▶ _TASK OBJECTIVE_: Wherever the word "slide" shows up in a line, please copy that line.

▶ _DATA SUPPLIED_:
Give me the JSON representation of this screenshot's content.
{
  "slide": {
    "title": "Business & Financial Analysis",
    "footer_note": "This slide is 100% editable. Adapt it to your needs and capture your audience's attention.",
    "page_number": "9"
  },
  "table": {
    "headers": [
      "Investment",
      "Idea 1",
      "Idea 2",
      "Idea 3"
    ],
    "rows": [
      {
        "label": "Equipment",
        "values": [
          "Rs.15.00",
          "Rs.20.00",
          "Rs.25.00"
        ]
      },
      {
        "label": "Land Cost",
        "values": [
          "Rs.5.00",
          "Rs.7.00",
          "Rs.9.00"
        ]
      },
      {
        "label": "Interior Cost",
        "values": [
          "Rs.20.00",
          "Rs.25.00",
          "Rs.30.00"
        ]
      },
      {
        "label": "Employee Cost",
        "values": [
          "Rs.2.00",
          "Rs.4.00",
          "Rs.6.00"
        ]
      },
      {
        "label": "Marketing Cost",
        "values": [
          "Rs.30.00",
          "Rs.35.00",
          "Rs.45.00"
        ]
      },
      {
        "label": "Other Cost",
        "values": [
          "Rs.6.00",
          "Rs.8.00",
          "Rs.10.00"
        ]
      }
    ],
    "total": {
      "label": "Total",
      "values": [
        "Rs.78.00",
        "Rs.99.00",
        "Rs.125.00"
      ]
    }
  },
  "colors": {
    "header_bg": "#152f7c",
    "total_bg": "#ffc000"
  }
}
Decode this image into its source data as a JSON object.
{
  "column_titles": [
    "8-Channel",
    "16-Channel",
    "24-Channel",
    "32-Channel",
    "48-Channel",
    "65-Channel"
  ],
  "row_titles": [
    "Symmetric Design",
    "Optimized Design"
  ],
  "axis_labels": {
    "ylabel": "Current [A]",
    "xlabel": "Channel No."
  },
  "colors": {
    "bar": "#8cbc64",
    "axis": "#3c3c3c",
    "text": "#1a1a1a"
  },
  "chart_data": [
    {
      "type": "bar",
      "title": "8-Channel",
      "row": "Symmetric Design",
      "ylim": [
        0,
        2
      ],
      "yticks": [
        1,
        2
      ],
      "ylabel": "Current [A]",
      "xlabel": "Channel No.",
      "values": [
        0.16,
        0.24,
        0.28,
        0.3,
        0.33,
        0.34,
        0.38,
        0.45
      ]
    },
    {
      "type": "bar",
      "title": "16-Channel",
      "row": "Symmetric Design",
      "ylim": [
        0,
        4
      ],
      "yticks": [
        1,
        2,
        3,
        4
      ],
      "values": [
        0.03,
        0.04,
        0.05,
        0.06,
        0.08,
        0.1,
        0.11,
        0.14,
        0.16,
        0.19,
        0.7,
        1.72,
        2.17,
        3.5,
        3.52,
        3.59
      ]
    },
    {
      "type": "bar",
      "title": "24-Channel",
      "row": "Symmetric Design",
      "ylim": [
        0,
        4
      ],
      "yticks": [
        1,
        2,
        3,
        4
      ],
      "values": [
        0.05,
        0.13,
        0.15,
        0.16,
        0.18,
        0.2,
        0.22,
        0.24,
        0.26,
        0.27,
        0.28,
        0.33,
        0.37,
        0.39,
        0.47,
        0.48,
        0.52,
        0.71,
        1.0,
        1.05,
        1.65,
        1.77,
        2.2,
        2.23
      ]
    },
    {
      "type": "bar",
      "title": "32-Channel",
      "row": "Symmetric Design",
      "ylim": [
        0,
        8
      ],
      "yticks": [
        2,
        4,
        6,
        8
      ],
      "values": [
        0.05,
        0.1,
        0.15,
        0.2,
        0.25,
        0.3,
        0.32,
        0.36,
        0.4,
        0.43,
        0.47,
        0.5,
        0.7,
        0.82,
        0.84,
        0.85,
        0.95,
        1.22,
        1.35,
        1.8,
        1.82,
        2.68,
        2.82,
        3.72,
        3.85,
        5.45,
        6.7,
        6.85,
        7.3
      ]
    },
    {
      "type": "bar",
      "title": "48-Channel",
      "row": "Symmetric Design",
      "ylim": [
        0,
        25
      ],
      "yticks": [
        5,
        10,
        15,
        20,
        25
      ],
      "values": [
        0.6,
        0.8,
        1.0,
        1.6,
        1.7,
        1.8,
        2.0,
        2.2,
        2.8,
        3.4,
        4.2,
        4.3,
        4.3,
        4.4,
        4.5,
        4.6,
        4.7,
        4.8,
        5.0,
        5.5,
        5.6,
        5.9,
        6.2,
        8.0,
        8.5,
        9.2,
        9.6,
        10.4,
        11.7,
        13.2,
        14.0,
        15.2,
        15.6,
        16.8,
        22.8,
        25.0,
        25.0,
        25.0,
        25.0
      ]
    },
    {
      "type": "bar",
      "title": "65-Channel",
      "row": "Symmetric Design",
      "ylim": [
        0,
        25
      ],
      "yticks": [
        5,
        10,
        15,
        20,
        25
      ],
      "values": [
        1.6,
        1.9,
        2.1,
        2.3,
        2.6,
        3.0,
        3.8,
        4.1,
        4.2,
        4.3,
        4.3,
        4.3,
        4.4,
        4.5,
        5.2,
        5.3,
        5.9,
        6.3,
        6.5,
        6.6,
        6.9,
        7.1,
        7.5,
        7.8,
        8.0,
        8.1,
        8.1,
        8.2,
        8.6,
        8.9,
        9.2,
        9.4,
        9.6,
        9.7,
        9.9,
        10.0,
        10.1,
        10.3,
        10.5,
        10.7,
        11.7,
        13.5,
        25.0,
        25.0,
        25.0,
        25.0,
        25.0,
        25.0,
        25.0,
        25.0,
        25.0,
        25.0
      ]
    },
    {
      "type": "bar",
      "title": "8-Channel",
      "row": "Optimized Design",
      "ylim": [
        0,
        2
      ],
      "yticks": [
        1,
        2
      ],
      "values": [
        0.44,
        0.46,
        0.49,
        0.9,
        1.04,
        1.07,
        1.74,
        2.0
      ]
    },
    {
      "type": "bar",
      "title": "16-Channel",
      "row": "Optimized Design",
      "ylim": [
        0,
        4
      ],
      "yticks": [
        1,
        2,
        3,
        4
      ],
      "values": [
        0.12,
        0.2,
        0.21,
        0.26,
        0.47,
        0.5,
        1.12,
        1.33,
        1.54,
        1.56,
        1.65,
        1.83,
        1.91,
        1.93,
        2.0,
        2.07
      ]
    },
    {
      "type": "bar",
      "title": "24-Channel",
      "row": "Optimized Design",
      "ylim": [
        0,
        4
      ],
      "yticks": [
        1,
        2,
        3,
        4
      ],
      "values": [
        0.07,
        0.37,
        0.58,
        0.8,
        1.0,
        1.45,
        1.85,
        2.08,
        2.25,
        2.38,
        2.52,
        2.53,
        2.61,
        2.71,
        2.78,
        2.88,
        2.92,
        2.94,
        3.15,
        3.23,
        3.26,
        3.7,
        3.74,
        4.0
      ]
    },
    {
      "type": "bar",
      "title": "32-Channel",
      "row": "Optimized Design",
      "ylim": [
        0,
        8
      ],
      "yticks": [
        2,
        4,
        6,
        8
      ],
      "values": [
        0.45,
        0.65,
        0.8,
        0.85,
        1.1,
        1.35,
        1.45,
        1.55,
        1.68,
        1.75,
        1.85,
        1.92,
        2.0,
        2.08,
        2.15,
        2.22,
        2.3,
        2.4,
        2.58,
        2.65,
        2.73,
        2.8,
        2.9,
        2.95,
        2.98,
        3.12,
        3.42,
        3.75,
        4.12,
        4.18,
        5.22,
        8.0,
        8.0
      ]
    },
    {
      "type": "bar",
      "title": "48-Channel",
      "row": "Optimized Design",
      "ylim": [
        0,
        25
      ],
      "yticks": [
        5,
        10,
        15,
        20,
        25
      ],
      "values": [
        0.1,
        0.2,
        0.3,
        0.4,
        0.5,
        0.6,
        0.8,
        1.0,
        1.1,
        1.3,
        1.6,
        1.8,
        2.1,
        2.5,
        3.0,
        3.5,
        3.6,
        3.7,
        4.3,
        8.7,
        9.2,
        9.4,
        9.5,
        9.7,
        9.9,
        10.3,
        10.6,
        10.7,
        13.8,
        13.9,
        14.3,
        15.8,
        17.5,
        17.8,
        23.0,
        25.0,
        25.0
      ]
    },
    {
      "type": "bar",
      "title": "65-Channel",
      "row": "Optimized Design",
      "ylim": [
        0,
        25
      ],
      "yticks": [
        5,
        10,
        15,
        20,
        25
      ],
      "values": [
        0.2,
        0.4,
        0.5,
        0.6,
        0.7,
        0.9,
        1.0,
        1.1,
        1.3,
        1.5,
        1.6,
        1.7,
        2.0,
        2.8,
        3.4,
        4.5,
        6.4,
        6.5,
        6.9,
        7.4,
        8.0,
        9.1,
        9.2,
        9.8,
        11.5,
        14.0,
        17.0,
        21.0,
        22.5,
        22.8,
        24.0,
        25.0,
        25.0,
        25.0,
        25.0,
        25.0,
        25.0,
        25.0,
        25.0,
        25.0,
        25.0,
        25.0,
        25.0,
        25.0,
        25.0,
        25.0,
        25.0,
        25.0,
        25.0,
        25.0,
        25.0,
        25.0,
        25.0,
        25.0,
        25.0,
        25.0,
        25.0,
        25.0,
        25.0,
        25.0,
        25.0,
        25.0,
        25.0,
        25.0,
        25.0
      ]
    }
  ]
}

▶ _THE RESPONSE_:
  "slide": {
    "footer_note": "This slide is 100% editable. Adapt it to your needs and capture your audience's attention.",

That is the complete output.